* [Schriftliche Aufgabe 1]:
Schreiben Sie aus dem Seitentext den Abschnitt von "Ach, halt, ich" bis einschließlich "gar keine Ersatzknöpfe." wortgetreu ab.

* [Seitentext]:
So, jetzt ist es mal wieder so weit. Ich sitze vor dem leeren Bildschirm. Schreiben ist angesagt. Mein Gehirn kramt in seinen Windungen nach offenen Schubläden und Fächern. Mensch, da ist doch so viel drin, wo steckt denn das alles? Offenbar muss ich erst mal die Schlüssel finden. Auf dem Schreibtisch werden die lose herumliegenden Blätter hin- und hergeschoben, voll mit Notizen und wichtigen Gedankenblitzen. Massen von Zeitungsausschnitten stapeln sich. Nur man müsste sie eben noch mal durchlesen, möglichst mit einem Bleistift.
Ach, halt, ich muss dringend die Küche putzen. Da rennen schon die Staubfluseln seit Tagen herum. Das geht jetzt einfach vor. Gesundheit ist wichtiger. Den Putzlappen zu schwingen und mit Eimern von Zimmer zu Zimmer rennen, den Balkon zu saugen und den Geschirrspüler anzuschmeißen, nein, das ist normalerweise nicht meine Lieblingsbeschäftigung. Aber jetzt, gerade jetzt habe ich eine unerklärbare Lust darauf. Gott sei Dank, denke ich mir. Das muss ich ausnutzen. Meine Wohnung strahlt in einem fast noch nie dagewesenen Glanz. Ich überlege, was wäre noch zu tun? Klamotten sortieren, Schränke auswaschen, Waschmaschine anwerfen, vielleicht noch Gardinen waschen. Dann duftet es endlich mal wieder frisch in diesen Hallen. Das ist auch gut für das Gehirn. Die Ideen werden purzeln. Also, los. Nein, Moment, da fehlen an diversen Blusen noch Knöpfe. Aber ich habe doch gar keine Ersatzknöpfe.
Aber es gibt Läden, die haben so viele, dass sie sie verkaufen müssen.
Und so ein Laden befindet sich gerade hier um die Ecke. Ist ja gleich geschehen. Und danach fange ich sofort an zu schreiben.

* [Schriftliche Aufgabe 2]:
Entnehmen Sie den Datensätzen unten jede Zeile, in der das Wort "label" vorkommt, und geben Sie diese Zeilen unverändert wieder. Groß- und Kleinschreibung sind dabei zu beachten.

(Gesammelte Daten)
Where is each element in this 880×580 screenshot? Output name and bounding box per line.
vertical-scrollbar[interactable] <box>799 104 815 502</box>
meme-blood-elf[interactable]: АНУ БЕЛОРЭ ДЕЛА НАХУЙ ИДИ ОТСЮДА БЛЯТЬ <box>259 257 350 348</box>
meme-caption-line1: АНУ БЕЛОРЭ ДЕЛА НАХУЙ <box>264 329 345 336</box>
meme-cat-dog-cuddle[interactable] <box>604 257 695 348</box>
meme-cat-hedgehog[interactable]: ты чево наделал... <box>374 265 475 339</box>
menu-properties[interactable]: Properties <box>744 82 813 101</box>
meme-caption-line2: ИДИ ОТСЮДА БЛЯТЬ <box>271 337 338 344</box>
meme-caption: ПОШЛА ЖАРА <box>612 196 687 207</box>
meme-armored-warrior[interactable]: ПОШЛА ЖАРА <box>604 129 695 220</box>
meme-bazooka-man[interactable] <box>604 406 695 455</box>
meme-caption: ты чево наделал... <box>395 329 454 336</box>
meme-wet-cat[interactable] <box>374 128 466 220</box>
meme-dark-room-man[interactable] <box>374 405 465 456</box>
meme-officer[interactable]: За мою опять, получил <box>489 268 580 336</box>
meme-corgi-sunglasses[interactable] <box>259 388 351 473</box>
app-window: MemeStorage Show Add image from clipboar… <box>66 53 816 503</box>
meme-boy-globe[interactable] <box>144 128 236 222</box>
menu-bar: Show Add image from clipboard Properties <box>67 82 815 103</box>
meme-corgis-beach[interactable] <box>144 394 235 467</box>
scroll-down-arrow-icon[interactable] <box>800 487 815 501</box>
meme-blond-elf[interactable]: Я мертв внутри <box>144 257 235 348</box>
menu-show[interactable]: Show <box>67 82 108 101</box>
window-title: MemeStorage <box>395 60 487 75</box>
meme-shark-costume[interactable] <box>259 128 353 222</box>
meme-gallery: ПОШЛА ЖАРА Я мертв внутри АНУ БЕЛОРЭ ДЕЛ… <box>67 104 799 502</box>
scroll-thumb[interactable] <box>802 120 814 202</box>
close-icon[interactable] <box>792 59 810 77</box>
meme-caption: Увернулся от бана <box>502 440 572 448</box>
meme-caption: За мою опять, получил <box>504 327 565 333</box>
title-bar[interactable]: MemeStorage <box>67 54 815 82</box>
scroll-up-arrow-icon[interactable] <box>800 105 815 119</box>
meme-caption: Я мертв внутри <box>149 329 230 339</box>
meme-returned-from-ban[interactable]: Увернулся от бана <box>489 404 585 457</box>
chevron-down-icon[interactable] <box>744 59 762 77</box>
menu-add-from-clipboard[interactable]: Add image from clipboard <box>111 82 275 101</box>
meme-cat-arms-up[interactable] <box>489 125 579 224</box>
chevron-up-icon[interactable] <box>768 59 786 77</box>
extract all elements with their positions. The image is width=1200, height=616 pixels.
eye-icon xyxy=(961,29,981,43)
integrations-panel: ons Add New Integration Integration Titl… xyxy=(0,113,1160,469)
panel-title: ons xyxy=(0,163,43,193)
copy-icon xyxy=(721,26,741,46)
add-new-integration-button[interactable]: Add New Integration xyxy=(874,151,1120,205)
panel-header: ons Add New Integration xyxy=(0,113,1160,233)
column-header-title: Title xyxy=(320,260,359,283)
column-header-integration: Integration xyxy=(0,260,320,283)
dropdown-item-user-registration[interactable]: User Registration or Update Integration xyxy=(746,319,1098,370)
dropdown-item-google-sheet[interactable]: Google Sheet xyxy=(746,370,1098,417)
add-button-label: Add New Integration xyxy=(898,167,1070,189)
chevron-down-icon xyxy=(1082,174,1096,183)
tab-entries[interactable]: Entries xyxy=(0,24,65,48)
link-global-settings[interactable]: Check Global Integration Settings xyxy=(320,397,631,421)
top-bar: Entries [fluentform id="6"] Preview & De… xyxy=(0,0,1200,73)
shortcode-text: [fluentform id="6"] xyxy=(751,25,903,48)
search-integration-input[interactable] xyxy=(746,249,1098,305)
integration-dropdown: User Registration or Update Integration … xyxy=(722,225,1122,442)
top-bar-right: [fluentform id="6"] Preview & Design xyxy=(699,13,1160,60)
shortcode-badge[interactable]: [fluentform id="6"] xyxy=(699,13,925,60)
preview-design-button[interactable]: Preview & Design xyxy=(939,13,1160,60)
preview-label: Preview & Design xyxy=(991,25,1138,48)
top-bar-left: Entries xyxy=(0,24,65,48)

* [Lösung 1]:
Ach, halt, ich muss dringend die Küche putzen. Da rennen schon die Staubfluseln seit Tagen herum. Das geht jetzt einfach vor. Gesundheit ist wichtiger. Den Putzlappen zu schwingen und mit Eimern von Zimmer zu Zimmer rennen, den Balkon zu saugen und den Geschirrspüler anzuschmeißen, nein, das ist normalerweise nicht meine Lieblingsbeschäftigung. Aber jetzt, gerade jetzt habe ich eine unerklärbare Lust darauf. Gott sei Dank, denke ich mir. Das muss ich ausnutzen. Meine Wohnung strahlt in einem fast noch nie dagewesenen Glanz. Ich überlege, was wäre noch zu tun? Klamotten sortieren, Schränke auswaschen, Waschmaschine anwerfen, vielleicht noch Gardinen waschen. Dann duftet es endlich mal wieder frisch in diesen Hallen. Das ist auch gut für das Gehirn. Die Ideen werden purzeln. Also, los. Nein, Moment, da fehlen an diversen Blusen noch Knöpfe. Aber ich habe doch gar keine Ersatzknöpfe.

* [Lösung 2]:
add-button-label: Add New Integration xyxy=(898,167,1070,189)
preview-label: Preview & Design xyxy=(991,25,1138,48)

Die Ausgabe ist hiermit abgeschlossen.